-- Extracted entries --
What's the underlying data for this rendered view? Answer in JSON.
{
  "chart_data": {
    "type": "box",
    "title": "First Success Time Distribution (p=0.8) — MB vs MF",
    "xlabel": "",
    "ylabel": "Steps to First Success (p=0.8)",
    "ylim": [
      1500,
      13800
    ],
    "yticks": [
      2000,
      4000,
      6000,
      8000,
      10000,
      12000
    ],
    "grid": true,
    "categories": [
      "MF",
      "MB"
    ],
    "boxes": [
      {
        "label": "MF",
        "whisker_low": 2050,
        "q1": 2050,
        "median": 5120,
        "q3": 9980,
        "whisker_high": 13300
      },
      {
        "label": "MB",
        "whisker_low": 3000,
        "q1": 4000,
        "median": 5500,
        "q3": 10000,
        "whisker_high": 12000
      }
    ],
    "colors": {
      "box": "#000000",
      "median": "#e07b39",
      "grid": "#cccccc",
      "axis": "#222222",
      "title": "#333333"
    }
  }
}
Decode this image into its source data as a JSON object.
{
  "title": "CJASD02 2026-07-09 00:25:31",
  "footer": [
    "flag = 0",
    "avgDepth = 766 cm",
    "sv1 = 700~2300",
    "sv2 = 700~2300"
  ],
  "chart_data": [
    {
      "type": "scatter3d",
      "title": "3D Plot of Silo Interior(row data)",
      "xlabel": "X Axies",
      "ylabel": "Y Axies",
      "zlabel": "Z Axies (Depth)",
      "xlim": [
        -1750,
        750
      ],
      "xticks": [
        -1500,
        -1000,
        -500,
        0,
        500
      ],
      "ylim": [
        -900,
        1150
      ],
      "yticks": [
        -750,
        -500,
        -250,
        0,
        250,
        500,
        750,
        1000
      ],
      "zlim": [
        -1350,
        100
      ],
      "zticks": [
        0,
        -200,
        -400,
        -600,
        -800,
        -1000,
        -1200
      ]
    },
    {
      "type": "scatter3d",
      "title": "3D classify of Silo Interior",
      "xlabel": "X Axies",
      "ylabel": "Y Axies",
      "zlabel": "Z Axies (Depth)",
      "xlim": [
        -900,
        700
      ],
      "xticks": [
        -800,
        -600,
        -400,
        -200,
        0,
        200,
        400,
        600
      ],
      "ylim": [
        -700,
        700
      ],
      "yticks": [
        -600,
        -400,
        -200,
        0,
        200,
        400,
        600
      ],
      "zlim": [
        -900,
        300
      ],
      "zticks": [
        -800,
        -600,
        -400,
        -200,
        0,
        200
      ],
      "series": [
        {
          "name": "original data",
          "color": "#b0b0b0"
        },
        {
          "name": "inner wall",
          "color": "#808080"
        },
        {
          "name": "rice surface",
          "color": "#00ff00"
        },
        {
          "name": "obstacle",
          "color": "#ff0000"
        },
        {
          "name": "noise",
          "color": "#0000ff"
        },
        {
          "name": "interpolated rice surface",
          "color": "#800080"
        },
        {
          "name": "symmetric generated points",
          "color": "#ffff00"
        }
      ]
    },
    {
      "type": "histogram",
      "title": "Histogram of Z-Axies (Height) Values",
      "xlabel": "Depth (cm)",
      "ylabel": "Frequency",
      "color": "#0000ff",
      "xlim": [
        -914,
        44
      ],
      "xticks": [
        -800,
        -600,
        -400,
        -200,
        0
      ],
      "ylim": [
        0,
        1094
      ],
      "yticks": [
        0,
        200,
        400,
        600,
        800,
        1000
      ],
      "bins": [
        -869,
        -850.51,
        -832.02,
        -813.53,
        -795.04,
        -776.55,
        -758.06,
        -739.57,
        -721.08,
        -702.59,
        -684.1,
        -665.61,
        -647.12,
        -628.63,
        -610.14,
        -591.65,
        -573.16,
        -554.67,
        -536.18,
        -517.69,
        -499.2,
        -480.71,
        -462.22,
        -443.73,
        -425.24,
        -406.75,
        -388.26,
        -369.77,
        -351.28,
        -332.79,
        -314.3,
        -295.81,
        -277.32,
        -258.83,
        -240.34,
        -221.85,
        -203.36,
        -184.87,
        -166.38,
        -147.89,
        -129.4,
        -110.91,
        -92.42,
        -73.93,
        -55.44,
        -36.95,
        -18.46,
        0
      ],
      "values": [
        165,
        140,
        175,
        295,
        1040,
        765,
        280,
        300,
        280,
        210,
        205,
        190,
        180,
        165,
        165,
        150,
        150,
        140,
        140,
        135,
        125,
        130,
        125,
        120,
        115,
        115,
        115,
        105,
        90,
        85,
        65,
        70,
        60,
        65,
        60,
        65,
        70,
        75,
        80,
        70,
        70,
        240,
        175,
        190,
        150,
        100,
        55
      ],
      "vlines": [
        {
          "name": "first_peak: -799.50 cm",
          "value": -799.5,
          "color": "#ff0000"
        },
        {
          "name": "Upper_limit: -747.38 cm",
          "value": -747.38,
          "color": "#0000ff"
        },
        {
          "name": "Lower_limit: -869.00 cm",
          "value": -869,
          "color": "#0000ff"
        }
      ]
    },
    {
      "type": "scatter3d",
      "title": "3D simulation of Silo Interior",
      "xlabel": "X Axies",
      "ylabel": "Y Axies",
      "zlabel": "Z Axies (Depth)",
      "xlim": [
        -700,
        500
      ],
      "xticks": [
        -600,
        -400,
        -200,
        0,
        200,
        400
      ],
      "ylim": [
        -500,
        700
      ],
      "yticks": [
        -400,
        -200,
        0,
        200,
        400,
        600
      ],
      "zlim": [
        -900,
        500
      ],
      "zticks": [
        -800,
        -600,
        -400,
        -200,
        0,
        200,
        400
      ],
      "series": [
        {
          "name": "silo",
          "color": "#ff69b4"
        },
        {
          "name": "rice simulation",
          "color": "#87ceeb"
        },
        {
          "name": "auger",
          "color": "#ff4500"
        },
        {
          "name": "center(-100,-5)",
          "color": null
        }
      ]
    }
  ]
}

-- Exercise goal --
Each line above must be printed exactly as it appears.

-- Response to this exercise --
What's the underlying data for this rendered view? Answer in JSON.
{
  "chart_data": {
    "type": "box",
    "title": "First Success Time Distribution (p=0.8) — MB vs MF",
    "xlabel": "",
    "ylabel": "Steps to First Success (p=0.8)",
    "ylim": [
      1500,
      13800
    ],
    "yticks": [
      2000,
      4000,
      6000,
      8000,
      10000,
      12000
    ],
    "grid": true,
    "categories": [
      "MF",
      "MB"
    ],
    "boxes": [
      {
        "label": "MF",
        "whisker_low": 2050,
        "q1": 2050,
        "median": 5120,
        "q3": 9980,
        "whisker_high": 13300
      },
      {
        "label": "MB",
        "whisker_low": 3000,
        "q1": 4000,
        "median": 5500,
        "q3": 10000,
        "whisker_high": 12000
      }
    ],
    "colors": {
      "box": "#000000",
      "median": "#e07b39",
      "grid": "#cccccc",
      "axis": "#222222",
      "title": "#333333"
    }
  }
}
Decode this image into its source data as a JSON object.
{
  "title": "CJASD02 2026-07-09 00:25:31",
  "footer": [
    "flag = 0",
    "avgDepth = 766 cm",
    "sv1 = 700~2300",
    "sv2 = 700~2300"
  ],
  "chart_data": [
    {
      "type": "scatter3d",
      "title": "3D Plot of Silo Interior(row data)",
      "xlabel": "X Axies",
      "ylabel": "Y Axies",
      "zlabel": "Z Axies (Depth)",
      "xlim": [
        -1750,
        750
      ],
      "xticks": [
        -1500,
        -1000,
        -500,
        0,
        500
      ],
      "ylim": [
        -900,
        1150
      ],
      "yticks": [
        -750,
        -500,
        -250,
        0,
        250,
        500,
        750,
        1000
      ],
      "zlim": [
        -1350,
        100
      ],
      "zticks": [
        0,
        -200,
        -400,
        -600,
        -800,
        -1000,
        -1200
      ]
    },
    {
      "type": "scatter3d",
      "title": "3D classify of Silo Interior",
      "xlabel": "X Axies",
      "ylabel": "Y Axies",
      "zlabel": "Z Axies (Depth)",
      "xlim": [
        -900,
        700
      ],
      "xticks": [
        -800,
        -600,
        -400,
        -200,
        0,
        200,
        400,
        600
      ],
      "ylim": [
        -700,
        700
      ],
      "yticks": [
        -600,
        -400,
        -200,
        0,
        200,
        400,
        600
      ],
      "zlim": [
        -900,
        300
      ],
      "zticks": [
        -800,
        -600,
        -400,
        -200,
        0,
        200
      ],
      "series": [
        {
          "name": "original data",
          "color": "#b0b0b0"
        },
        {
          "name": "inner wall",
          "color": "#808080"
        },
        {
          "name": "rice surface",
          "color": "#00ff00"
        },
        {
          "name": "obstacle",
          "color": "#ff0000"
        },
        {
          "name": "noise",
          "color": "#0000ff"
        },
        {
          "name": "interpolated rice surface",
          "color": "#800080"
        },
        {
          "name": "symmetric generated points",
          "color": "#ffff00"
        }
      ]
    },
    {
      "type": "histogram",
      "title": "Histogram of Z-Axies (Height) Values",
      "xlabel": "Depth (cm)",
      "ylabel": "Frequency",
      "color": "#0000ff",
      "xlim": [
        -914,
        44
      ],
      "xticks": [
        -800,
        -600,
        -400,
        -200,
        0
      ],
      "ylim": [
        0,
        1094
      ],
      "yticks": [
        0,
        200,
        400,
        600,
        800,
        1000
      ],
      "bins": [
        -869,
        -850.51,
        -832.02,
        -813.53,
        -795.04,
        -776.55,
        -758.06,
        -739.57,
        -721.08,
        -702.59,
        -684.1,
        -665.61,
        -647.12,
        -628.63,
        -610.14,
        -591.65,
        -573.16,
        -554.67,
        -536.18,
        -517.69,
        -499.2,
        -480.71,
        -462.22,
        -443.73,
        -425.24,
        -406.75,
        -388.26,
        -369.77,
        -351.28,
        -332.79,
        -314.3,
        -295.81,
        -277.32,
        -258.83,
        -240.34,
        -221.85,
        -203.36,
        -184.87,
        -166.38,
        -147.89,
        -129.4,
        -110.91,
        -92.42,
        -73.93,
        -55.44,
        -36.95,
        -18.46,
        0
      ],
      "values": [
        165,
        140,
        175,
        295,
        1040,
        765,
        280,
        300,
        280,
        210,
        205,
        190,
        180,
        165,
        165,
        150,
        150,
        140,
        140,
        135,
        125,
        130,
        125,
        120,
        115,
        115,
        115,
        105,
        90,
        85,
        65,
        70,
        60,
        65,
        60,
        65,
        70,
        75,
        80,
        70,
        70,
        240,
        175,
        190,
        150,
        100,
        55
      ],
      "vlines": [
        {
          "name": "first_peak: -799.50 cm",
          "value": -799.5,
          "color": "#ff0000"
        },
        {
          "name": "Upper_limit: -747.38 cm",
          "value": -747.38,
          "color": "#0000ff"
        },
        {
          "name": "Lower_limit: -869.00 cm",
          "value": -869,
          "color": "#0000ff"
        }
      ]
    },
    {
      "type": "scatter3d",
      "title": "3D simulation of Silo Interior",
      "xlabel": "X Axies",
      "ylabel": "Y Axies",
      "zlabel": "Z Axies (Depth)",
      "xlim": [
        -700,
        500
      ],
      "xticks": [
        -600,
        -400,
        -200,
        0,
        200,
        400
      ],
      "ylim": [
        -500,
        700
      ],
      "yticks": [
        -400,
        -200,
        0,
        200,
        400,
        600
      ],
      "zlim": [
        -900,
        500
      ],
      "zticks": [
        -800,
        -600,
        -400,
        -200,
        0,
        200,
        400
      ],
      "series": [
        {
          "name": "silo",
          "color": "#ff69b4"
        },
        {
          "name": "rice simulation",
          "color": "#87ceeb"
        },
        {
          "name": "auger",
          "color": "#ff4500"
        },
        {
          "name": "center(-100,-5)",
          "color": null
        }
      ]
    }
  ]
}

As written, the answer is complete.